→ REQUIRED TASK
Below are some records. Copy every line in them that holds "Deviation".

## BEGIN

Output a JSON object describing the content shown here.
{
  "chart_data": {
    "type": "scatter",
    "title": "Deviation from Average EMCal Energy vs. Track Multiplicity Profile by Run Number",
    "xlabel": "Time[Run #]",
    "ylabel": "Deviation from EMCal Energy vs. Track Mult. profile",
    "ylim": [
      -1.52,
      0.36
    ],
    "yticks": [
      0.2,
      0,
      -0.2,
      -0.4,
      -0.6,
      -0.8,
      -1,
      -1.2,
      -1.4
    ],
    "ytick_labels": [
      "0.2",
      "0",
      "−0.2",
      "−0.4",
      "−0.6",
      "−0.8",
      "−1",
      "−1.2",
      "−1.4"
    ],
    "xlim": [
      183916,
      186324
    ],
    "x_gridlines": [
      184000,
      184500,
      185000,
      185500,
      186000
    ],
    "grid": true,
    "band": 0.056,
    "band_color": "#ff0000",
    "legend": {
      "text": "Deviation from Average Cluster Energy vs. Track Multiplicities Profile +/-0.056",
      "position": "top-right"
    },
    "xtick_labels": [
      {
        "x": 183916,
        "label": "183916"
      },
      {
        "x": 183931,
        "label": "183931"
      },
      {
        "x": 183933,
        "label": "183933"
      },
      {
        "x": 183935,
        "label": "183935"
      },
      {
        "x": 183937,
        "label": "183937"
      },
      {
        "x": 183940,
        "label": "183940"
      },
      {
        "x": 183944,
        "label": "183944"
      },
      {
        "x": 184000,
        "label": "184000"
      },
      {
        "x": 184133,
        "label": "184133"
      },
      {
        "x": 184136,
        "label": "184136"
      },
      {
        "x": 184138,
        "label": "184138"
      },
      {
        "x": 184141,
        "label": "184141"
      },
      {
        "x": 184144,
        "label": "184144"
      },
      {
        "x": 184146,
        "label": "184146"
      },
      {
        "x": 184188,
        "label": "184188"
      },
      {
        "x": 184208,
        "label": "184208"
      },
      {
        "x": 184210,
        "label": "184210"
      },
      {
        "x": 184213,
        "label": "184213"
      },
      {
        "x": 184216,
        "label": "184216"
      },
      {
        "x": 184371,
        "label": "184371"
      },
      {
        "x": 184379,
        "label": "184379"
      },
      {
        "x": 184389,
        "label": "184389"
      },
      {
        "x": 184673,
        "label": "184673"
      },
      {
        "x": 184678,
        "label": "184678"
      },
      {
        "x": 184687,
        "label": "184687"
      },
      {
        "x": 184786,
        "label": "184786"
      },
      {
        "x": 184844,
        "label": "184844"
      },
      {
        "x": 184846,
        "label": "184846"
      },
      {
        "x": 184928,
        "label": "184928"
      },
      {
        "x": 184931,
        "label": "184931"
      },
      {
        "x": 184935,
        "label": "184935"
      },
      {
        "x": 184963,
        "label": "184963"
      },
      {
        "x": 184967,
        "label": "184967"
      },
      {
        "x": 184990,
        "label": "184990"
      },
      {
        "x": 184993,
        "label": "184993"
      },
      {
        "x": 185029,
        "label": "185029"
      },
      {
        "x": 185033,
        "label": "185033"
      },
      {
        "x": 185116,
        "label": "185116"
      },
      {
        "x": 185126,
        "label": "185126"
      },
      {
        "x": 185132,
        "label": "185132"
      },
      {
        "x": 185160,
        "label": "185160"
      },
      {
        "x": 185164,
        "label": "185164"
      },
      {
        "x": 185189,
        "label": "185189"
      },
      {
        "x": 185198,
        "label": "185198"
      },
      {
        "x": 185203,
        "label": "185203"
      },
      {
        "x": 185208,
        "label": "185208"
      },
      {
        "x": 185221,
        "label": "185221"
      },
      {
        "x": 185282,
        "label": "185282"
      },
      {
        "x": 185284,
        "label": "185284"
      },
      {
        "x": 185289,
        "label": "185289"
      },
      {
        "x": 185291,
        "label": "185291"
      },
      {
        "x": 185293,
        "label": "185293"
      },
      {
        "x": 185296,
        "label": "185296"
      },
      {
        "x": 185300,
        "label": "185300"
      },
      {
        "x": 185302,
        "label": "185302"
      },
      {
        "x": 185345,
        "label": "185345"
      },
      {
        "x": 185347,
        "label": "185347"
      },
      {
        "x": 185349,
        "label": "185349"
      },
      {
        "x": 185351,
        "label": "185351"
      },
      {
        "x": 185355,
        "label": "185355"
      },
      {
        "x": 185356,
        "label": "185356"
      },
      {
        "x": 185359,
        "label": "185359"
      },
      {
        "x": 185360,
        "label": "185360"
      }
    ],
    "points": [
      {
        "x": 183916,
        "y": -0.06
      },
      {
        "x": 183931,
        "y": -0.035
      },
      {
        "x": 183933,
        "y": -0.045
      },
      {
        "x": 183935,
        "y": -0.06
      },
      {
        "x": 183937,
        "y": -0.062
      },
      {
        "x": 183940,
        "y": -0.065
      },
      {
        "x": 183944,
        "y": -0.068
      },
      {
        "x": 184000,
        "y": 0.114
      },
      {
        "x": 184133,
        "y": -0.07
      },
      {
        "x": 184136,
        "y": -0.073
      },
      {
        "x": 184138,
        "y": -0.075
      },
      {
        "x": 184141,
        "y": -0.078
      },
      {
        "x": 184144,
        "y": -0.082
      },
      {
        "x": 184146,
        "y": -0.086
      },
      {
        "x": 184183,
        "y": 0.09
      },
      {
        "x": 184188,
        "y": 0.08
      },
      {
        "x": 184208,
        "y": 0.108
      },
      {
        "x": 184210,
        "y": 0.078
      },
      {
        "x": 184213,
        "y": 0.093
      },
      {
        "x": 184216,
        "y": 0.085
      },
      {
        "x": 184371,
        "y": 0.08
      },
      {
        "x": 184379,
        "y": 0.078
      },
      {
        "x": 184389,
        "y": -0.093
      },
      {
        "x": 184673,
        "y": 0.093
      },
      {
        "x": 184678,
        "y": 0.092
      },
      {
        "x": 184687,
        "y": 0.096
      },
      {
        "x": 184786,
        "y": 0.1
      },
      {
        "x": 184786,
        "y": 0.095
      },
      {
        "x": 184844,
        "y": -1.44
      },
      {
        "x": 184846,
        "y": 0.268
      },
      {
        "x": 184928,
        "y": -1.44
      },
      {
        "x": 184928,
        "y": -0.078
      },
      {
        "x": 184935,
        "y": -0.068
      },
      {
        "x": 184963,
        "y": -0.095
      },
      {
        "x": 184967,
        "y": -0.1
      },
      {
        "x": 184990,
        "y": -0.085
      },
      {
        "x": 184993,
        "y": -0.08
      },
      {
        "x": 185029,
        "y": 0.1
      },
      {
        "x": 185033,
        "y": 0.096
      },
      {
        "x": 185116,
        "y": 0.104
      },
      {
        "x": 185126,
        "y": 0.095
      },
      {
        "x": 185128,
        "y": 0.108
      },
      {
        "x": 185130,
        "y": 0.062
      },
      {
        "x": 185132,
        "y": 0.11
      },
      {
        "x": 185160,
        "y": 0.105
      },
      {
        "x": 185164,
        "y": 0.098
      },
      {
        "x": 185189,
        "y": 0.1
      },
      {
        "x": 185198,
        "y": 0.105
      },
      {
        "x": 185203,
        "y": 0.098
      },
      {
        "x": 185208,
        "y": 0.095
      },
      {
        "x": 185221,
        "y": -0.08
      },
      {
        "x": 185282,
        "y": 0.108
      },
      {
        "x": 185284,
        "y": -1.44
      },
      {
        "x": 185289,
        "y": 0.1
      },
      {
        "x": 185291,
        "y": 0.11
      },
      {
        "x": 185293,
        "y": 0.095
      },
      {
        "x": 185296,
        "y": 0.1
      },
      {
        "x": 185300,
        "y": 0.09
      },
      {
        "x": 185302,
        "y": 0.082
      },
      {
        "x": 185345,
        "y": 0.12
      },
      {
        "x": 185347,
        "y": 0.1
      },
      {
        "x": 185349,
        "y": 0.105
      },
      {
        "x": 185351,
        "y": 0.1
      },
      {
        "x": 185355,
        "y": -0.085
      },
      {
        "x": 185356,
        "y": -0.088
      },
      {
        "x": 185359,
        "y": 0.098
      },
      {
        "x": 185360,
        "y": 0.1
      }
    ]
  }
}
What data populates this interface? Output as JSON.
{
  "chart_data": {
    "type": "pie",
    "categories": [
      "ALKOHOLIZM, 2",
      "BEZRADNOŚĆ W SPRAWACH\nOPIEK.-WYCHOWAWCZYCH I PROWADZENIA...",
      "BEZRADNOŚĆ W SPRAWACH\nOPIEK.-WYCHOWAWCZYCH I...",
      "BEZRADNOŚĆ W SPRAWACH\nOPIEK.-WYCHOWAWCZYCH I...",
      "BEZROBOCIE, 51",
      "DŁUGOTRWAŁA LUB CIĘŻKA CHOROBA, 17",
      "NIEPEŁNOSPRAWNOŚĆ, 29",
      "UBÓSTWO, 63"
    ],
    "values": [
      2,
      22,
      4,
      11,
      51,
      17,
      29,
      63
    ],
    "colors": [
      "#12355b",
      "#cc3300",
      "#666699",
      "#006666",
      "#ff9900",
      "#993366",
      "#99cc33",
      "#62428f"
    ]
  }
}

## END

→ ANSWER TO THIS TASK
    "title": "Deviation from Average EMCal Energy vs. Track Multiplicity Profile by Run Number",
    "ylabel": "Deviation from EMCal Energy vs. Track Mult. profile",
      "text": "Deviation from Average Cluster Energy vs. Track Multiplicities Profile +/-0.056",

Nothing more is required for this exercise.